# WORK TO BE COMPLETED
Your task is to repeat the entries word for word while leaving out the pictures.

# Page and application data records
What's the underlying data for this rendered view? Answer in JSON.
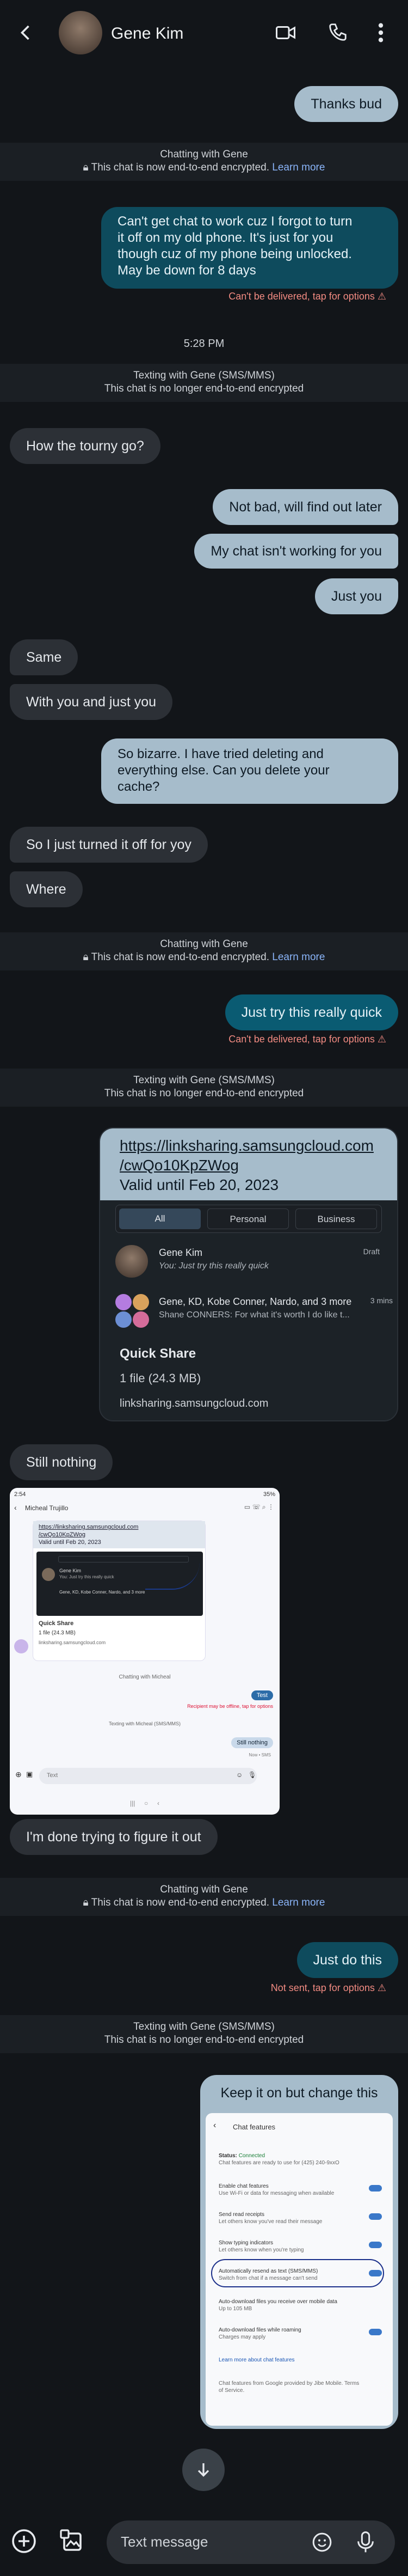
{
  "header": {
    "contact_name": "Gene Kim",
    "back": "back-arrow-icon",
    "video": "video-call-icon",
    "phone": "phone-call-icon",
    "more": "more-vert-icon"
  },
  "sys": {
    "chat_title": "Chatting with Gene",
    "chat_encrypted": "This chat is now end-to-end encrypted.",
    "learn_more": "Learn more",
    "sms_title": "Texting with Gene (SMS/MMS)",
    "sms_not_encrypted": "This chat is no longer end-to-end encrypted"
  },
  "messages": {
    "m1": "Thanks bud",
    "m2_l1": "Can't get chat to work cuz I forgot to turn",
    "m2_l2": "it off on my old phone. It's just for you",
    "m2_l3": "though cuz of my phone being unlocked.",
    "m2_l4": "May be down for 8 days",
    "err1": "Can't be delivered, tap for options",
    "time1": "5:28 PM",
    "m3": "How the tourny go?",
    "m4": "Not bad, will find out later",
    "m5": "My chat isn't working for you",
    "m6": "Just you",
    "m7": "Same",
    "m8": "With you and just you",
    "m9_l1": "So bizarre. I have tried deleting and",
    "m9_l2": "everything else. Can you delete your",
    "m9_l3": "cache?",
    "m10": "So I just turned it off for yoy",
    "m11": "Where",
    "m12": "Just try this really quick",
    "err2": "Can't be delivered, tap for options",
    "m13": "Still nothing",
    "m14": "I'm done trying to figure it out",
    "m15": "Just do this",
    "err3": "Not sent, tap for options",
    "m16": "Keep it on but change this"
  },
  "link_card": {
    "url_l1": "https://linksharing.samsungcloud.com",
    "url_l2": "/cwQo10KpZWog",
    "valid": "Valid until Feb 20, 2023",
    "tab_all": "All",
    "tab_personal": "Personal",
    "tab_business": "Business",
    "row1_name": "Gene Kim",
    "row1_text": "You: Just try this really quick",
    "row1_time": "Draft",
    "row2_name": "Gene, KD, Kobe Conner, Nardo, and 3 more",
    "row2_text": "Shane CONNERS: For what it's worth I do like t...",
    "row2_time": "3 mins",
    "qs_title": "Quick Share",
    "qs_size": "1 file (24.3 MB)",
    "qs_domain": "linksharing.samsungcloud.com"
  },
  "shot1": {
    "status_time": "2:54",
    "status_battery": "35%",
    "contact": "Micheal Trujillo",
    "url_l1": "https://linksharing.samsungcloud.com",
    "url_l2": "/cwQo10KpZWog",
    "valid": "Valid until Feb 20, 2023",
    "inner_row1": "Gene Kim",
    "inner_row1_text": "You: Just try this really quick",
    "inner_row2": "Gene, KD, Kobe Conner, Nardo, and 3 more",
    "qs_title": "Quick Share",
    "qs_size": "1 file (24.3 MB)",
    "qs_domain": "linksharing.samsungcloud.com",
    "chatting": "Chatting with Micheal",
    "test": "Test",
    "recipient_offline": "Recipient may be offline, tap for options",
    "texting": "Texting with Micheal (SMS/MMS)",
    "still_nothing": "Still nothing",
    "now_sms": "Now • SMS",
    "input_ph": "Text"
  },
  "shot2": {
    "title": "Chat features",
    "status_label": "Status:",
    "status_value": "Connected",
    "status_sub": "Chat features are ready to use for (425) 240-9xxO",
    "s1_title": "Enable chat features",
    "s1_sub": "Use Wi-Fi or data for messaging when available",
    "s2_title": "Send read receipts",
    "s2_sub": "Let others know you've read their message",
    "s3_title": "Show typing indicators",
    "s3_sub": "Let others know when you're typing",
    "s4_title": "Automatically resend as text (SMS/MMS)",
    "s4_sub": "Switch from chat if a message can't send",
    "s5_title": "Auto-download files you receive over mobile data",
    "s5_sub": "Up to 105 MB",
    "s6_title": "Auto-download files while roaming",
    "s6_sub": "Charges may apply",
    "learn": "Learn more about chat features",
    "footer_l1": "Chat features from Google provided by Jibe Mobile. Terms",
    "footer_l2": "of Service."
  },
  "composer": {
    "placeholder": "Text message",
    "add": "add-circle-icon",
    "gallery": "gallery-icon",
    "emoji": "emoji-icon",
    "mic": "mic-icon",
    "scroll": "scroll-down-icon"
  },
  "colors": {
    "background": "#121519",
    "incoming": "#2c3036",
    "outgoing_sms": "#a6bccb",
    "outgoing_rcs": "#0e4b5d",
    "error": "#f28b82",
    "link": "#8ab4f8"
  }
}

# WRITTEN ANSWER
What's the underlying data for this rendered view? Answer in JSON.
{
  "header": {
    "contact_name": "Gene Kim",
    "back": "back-arrow-icon",
    "video": "video-call-icon",
    "phone": "phone-call-icon",
    "more": "more-vert-icon"
  },
  "sys": {
    "chat_title": "Chatting with Gene",
    "chat_encrypted": "This chat is now end-to-end encrypted.",
    "learn_more": "Learn more",
    "sms_title": "Texting with Gene (SMS/MMS)",
    "sms_not_encrypted": "This chat is no longer end-to-end encrypted"
  },
  "messages": {
    "m1": "Thanks bud",
    "m2_l1": "Can't get chat to work cuz I forgot to turn",
    "m2_l2": "it off on my old phone. It's just for you",
    "m2_l3": "though cuz of my phone being unlocked.",
    "m2_l4": "May be down for 8 days",
    "err1": "Can't be delivered, tap for options",
    "time1": "5:28 PM",
    "m3": "How the tourny go?",
    "m4": "Not bad, will find out later",
    "m5": "My chat isn't working for you",
    "m6": "Just you",
    "m7": "Same",
    "m8": "With you and just you",
    "m9_l1": "So bizarre. I have tried deleting and",
    "m9_l2": "everything else. Can you delete your",
    "m9_l3": "cache?",
    "m10": "So I just turned it off for yoy",
    "m11": "Where",
    "m12": "Just try this really quick",
    "err2": "Can't be delivered, tap for options",
    "m13": "Still nothing",
    "m14": "I'm done trying to figure it out",
    "m15": "Just do this",
    "err3": "Not sent, tap for options",
    "m16": "Keep it on but change this"
  },
  "link_card": {
    "url_l1": "https://linksharing.samsungcloud.com",
    "url_l2": "/cwQo10KpZWog",
    "valid": "Valid until Feb 20, 2023",
    "tab_all": "All",
    "tab_personal": "Personal",
    "tab_business": "Business",
    "row1_name": "Gene Kim",
    "row1_text": "You: Just try this really quick",
    "row1_time": "Draft",
    "row2_name": "Gene, KD, Kobe Conner, Nardo, and 3 more",
    "row2_text": "Shane CONNERS: For what it's worth I do like t...",
    "row2_time": "3 mins",
    "qs_title": "Quick Share",
    "qs_size": "1 file (24.3 MB)",
    "qs_domain": "linksharing.samsungcloud.com"
  },
  "shot1": {
    "status_time": "2:54",
    "status_battery": "35%",
    "contact": "Micheal Trujillo",
    "url_l1": "https://linksharing.samsungcloud.com",
    "url_l2": "/cwQo10KpZWog",
    "valid": "Valid until Feb 20, 2023",
    "inner_row1": "Gene Kim",
    "inner_row1_text": "You: Just try this really quick",
    "inner_row2": "Gene, KD, Kobe Conner, Nardo, and 3 more",
    "qs_title": "Quick Share",
    "qs_size": "1 file (24.3 MB)",
    "qs_domain": "linksharing.samsungcloud.com",
    "chatting": "Chatting with Micheal",
    "test": "Test",
    "recipient_offline": "Recipient may be offline, tap for options",
    "texting": "Texting with Micheal (SMS/MMS)",
    "still_nothing": "Still nothing",
    "now_sms": "Now • SMS",
    "input_ph": "Text"
  },
  "shot2": {
    "title": "Chat features",
    "status_label": "Status:",
    "status_value": "Connected",
    "status_sub": "Chat features are ready to use for (425) 240-9xxO",
    "s1_title": "Enable chat features",
    "s1_sub": "Use Wi-Fi or data for messaging when available",
    "s2_title": "Send read receipts",
    "s2_sub": "Let others know you've read their message",
    "s3_title": "Show typing indicators",
    "s3_sub": "Let others know when you're typing",
    "s4_title": "Automatically resend as text (SMS/MMS)",
    "s4_sub": "Switch from chat if a message can't send",
    "s5_title": "Auto-download files you receive over mobile data",
    "s5_sub": "Up to 105 MB",
    "s6_title": "Auto-download files while roaming",
    "s6_sub": "Charges may apply",
    "learn": "Learn more about chat features",
    "footer_l1": "Chat features from Google provided by Jibe Mobile. Terms",
    "footer_l2": "of Service."
  },
  "composer": {
    "placeholder": "Text message",
    "add": "add-circle-icon",
    "gallery": "gallery-icon",
    "emoji": "emoji-icon",
    "mic": "mic-icon",
    "scroll": "scroll-down-icon"
  },
  "colors": {
    "background": "#121519",
    "incoming": "#2c3036",
    "outgoing_sms": "#a6bccb",
    "outgoing_rcs": "#0e4b5d",
    "error": "#f28b82",
    "link": "#8ab4f8"
  }
}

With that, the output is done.